***** EXERCISE INPUTS

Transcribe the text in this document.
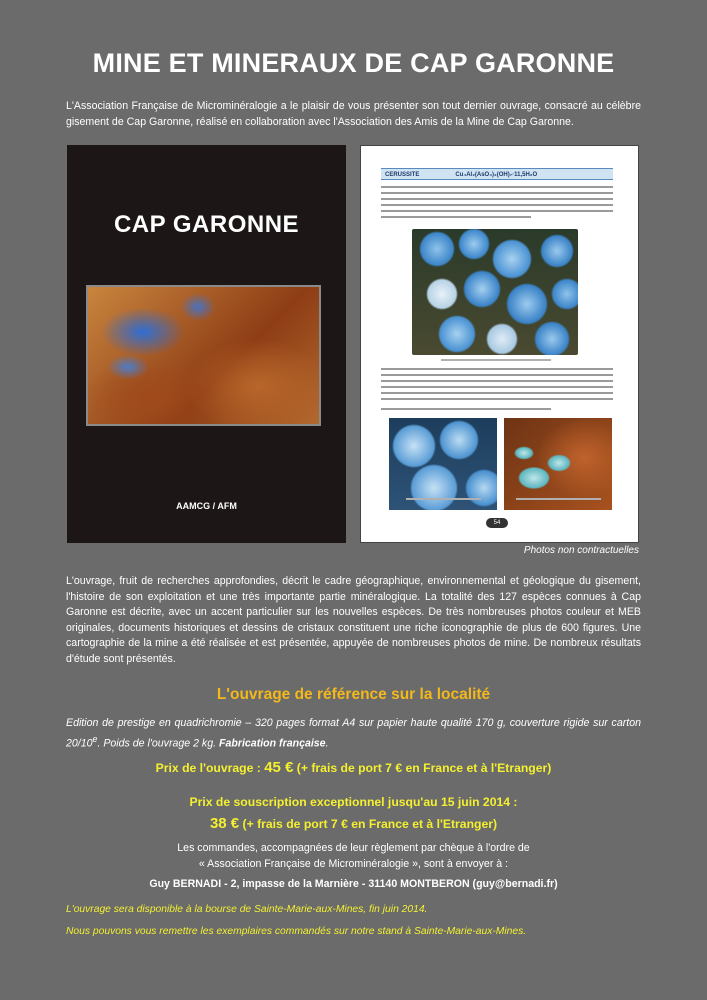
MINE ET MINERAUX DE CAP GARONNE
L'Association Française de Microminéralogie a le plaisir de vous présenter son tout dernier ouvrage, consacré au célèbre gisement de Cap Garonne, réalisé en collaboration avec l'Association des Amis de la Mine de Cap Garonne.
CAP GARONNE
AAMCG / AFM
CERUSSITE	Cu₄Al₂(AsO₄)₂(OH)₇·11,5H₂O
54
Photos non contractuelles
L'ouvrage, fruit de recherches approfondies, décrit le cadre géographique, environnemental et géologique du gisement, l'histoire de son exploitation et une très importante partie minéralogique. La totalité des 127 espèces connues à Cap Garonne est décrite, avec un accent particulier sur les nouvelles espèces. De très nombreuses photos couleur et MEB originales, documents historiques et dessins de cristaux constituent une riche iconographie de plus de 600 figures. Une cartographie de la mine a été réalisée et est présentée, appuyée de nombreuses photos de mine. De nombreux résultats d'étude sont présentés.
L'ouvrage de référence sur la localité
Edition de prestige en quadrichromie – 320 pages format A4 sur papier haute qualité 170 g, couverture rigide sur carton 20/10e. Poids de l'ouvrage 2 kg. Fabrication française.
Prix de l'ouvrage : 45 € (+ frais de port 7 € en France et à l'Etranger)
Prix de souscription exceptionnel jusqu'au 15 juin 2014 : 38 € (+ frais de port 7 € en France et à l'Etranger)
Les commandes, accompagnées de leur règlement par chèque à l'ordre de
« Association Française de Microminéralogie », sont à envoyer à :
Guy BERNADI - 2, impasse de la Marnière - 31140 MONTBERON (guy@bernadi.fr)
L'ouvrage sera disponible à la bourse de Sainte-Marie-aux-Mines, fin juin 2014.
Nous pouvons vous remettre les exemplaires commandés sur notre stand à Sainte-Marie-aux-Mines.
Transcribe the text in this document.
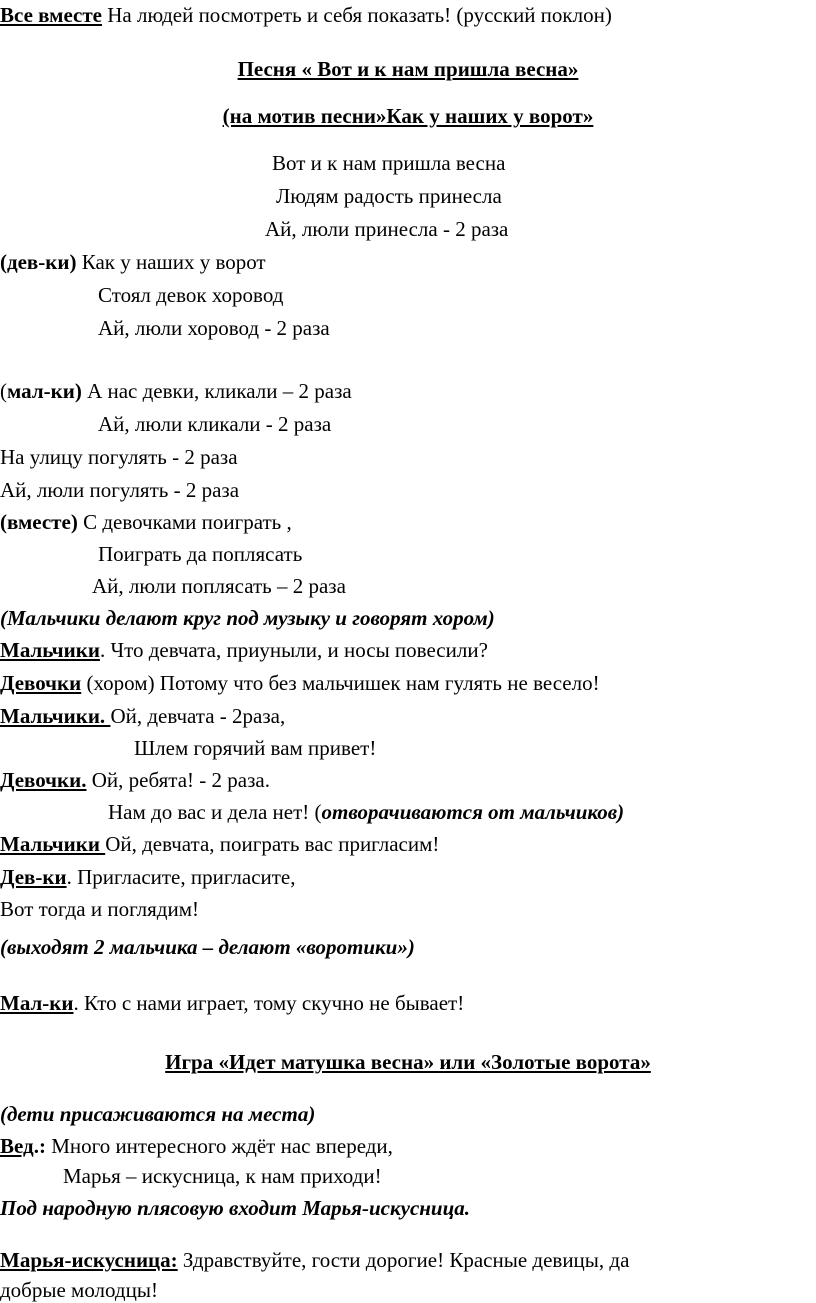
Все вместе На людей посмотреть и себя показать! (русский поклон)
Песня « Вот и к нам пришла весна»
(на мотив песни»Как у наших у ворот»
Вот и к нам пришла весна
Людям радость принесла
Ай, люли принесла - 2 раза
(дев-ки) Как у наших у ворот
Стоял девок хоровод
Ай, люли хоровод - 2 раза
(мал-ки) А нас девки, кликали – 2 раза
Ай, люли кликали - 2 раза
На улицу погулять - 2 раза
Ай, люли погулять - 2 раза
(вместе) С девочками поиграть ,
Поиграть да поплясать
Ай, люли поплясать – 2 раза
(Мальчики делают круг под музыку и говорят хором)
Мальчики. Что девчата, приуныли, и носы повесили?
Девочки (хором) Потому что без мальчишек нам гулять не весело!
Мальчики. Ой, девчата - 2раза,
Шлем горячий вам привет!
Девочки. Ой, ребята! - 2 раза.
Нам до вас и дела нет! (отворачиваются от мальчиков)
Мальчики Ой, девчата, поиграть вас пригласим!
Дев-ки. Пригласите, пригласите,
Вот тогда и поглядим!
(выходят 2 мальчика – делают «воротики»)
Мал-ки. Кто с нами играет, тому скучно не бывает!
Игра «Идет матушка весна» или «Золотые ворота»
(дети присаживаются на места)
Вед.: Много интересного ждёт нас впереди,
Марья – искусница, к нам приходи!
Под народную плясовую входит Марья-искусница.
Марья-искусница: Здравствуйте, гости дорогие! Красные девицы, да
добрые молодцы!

**********

STATED EXERCISE :: Check each line of the records for "Девочки" and copy the ones that contain it.

SOLVED EXERCISE ::
Девочки (хором) Потому что без мальчишек нам гулять не весело!
Девочки. Ой, ребята! - 2 раза.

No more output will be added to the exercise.